**Exercise aim:**
List each line holding the string "JSON".
-- START Data to use --
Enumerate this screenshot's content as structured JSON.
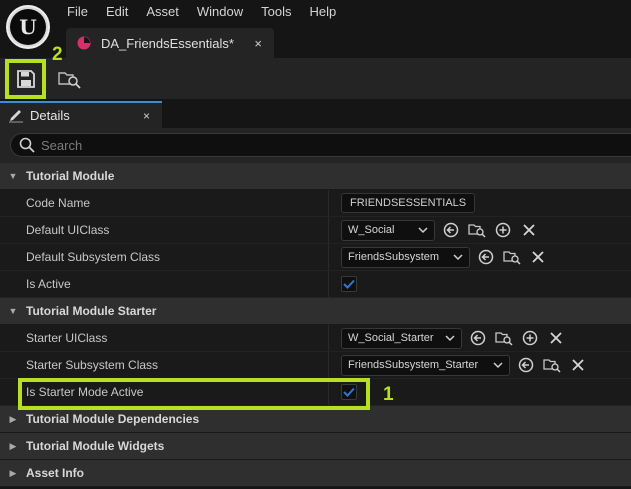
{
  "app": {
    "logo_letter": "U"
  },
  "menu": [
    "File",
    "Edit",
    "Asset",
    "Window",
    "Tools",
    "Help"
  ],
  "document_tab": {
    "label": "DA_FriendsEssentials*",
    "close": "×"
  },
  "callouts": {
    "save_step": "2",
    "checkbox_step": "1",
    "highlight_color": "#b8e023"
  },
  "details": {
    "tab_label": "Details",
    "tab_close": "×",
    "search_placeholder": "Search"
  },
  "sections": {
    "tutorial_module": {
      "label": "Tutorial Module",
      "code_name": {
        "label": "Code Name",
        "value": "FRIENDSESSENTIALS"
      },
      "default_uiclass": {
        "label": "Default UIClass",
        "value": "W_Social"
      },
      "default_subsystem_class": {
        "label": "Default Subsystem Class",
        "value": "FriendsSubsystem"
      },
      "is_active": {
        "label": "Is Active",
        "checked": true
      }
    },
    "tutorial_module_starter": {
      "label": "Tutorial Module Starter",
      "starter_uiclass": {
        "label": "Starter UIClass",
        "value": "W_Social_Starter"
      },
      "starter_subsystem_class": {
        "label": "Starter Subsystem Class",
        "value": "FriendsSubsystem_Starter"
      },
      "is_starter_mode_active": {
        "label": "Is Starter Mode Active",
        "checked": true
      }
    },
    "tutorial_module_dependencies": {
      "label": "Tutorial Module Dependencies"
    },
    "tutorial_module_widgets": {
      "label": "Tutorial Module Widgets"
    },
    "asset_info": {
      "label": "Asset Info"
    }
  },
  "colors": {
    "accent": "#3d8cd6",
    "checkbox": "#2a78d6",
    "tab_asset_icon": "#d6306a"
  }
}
-- END Data to use --
-- START Data to use --
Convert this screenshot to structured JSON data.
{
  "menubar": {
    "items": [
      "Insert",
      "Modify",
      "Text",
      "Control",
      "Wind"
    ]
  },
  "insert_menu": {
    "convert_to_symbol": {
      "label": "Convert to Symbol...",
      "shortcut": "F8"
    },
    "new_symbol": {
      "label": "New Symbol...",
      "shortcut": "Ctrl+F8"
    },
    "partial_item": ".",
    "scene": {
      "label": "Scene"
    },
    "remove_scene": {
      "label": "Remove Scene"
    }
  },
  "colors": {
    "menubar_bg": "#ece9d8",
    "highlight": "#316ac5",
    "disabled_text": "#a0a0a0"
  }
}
-- END Data to use --
**The result:**
Enumerate this screenshot's content as structured JSON.
Convert this screenshot to structured JSON data.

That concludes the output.